* Begin *

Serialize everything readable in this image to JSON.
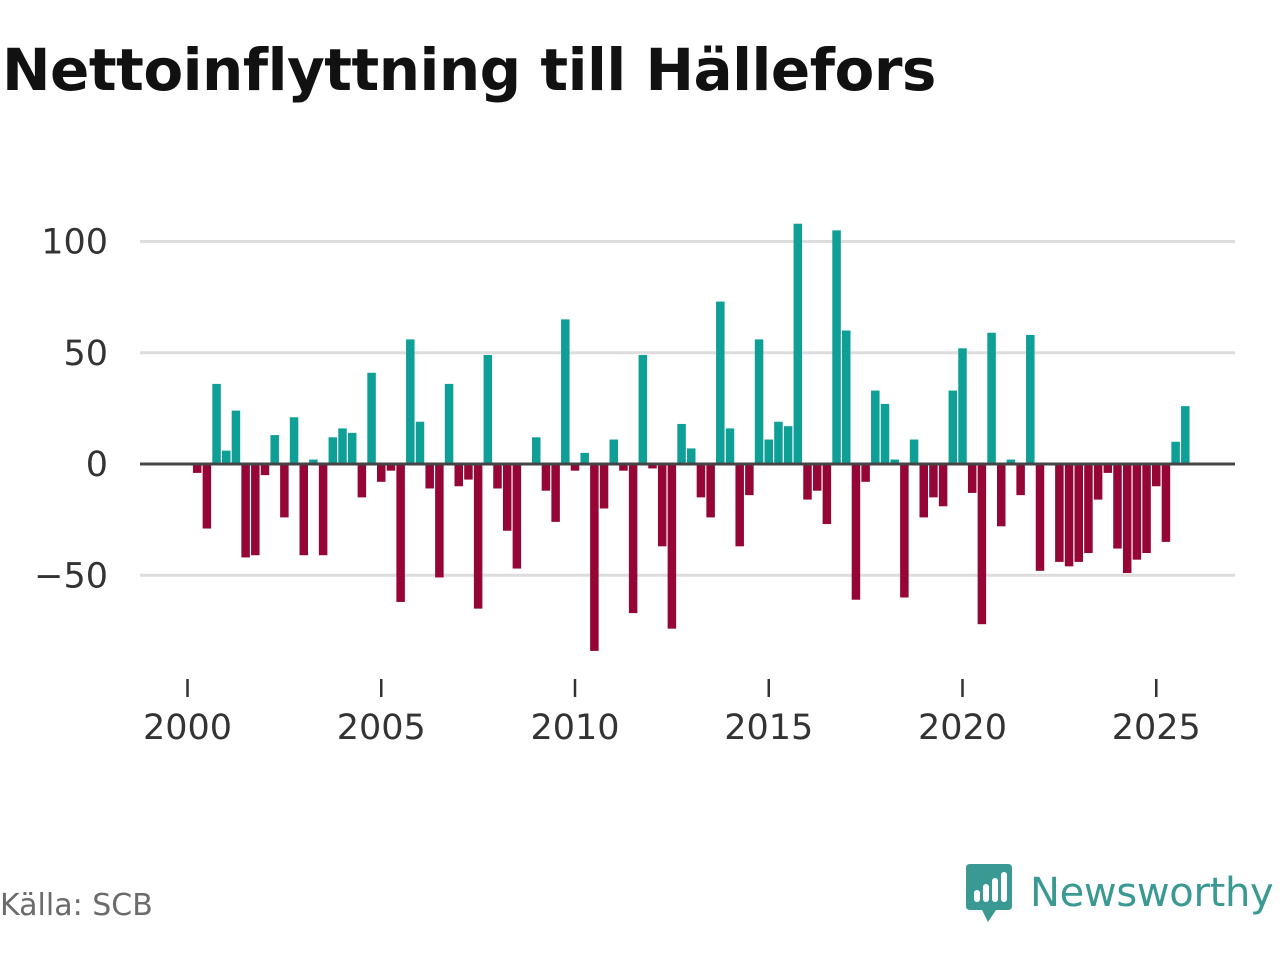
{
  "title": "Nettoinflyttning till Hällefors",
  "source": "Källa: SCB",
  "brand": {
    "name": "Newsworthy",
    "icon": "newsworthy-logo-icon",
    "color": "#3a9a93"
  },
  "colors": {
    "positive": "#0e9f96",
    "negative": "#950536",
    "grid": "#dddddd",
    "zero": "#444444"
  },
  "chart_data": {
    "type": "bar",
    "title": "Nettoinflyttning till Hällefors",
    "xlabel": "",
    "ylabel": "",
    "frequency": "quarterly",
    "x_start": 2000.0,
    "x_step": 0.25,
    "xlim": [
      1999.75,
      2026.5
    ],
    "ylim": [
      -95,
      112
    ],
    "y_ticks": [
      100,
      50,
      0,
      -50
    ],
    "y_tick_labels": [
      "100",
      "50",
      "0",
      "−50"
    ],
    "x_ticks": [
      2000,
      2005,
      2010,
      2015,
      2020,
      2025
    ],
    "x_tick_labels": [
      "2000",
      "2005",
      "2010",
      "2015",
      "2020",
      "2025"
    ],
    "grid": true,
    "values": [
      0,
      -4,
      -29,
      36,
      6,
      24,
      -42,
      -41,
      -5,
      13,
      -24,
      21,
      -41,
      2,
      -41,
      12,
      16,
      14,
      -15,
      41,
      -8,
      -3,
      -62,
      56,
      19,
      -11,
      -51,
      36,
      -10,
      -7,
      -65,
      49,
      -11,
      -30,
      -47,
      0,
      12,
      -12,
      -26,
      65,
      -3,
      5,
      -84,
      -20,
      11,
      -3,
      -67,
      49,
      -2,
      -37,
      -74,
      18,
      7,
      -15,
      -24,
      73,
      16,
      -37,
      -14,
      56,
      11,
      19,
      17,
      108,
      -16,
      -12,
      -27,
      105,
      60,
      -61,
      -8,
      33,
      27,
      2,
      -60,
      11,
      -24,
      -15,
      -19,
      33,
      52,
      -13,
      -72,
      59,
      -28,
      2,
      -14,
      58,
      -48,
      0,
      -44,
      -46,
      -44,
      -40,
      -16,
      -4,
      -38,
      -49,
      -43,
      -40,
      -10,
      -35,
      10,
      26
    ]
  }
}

* End *

Short exercise ▸ Search the data above for lines holding "title" and copy each of them.

Finished exercise ▸
  "title": "Nettoinflyttning till Hällefors",
    "title": "Nettoinflyttning till Hällefors",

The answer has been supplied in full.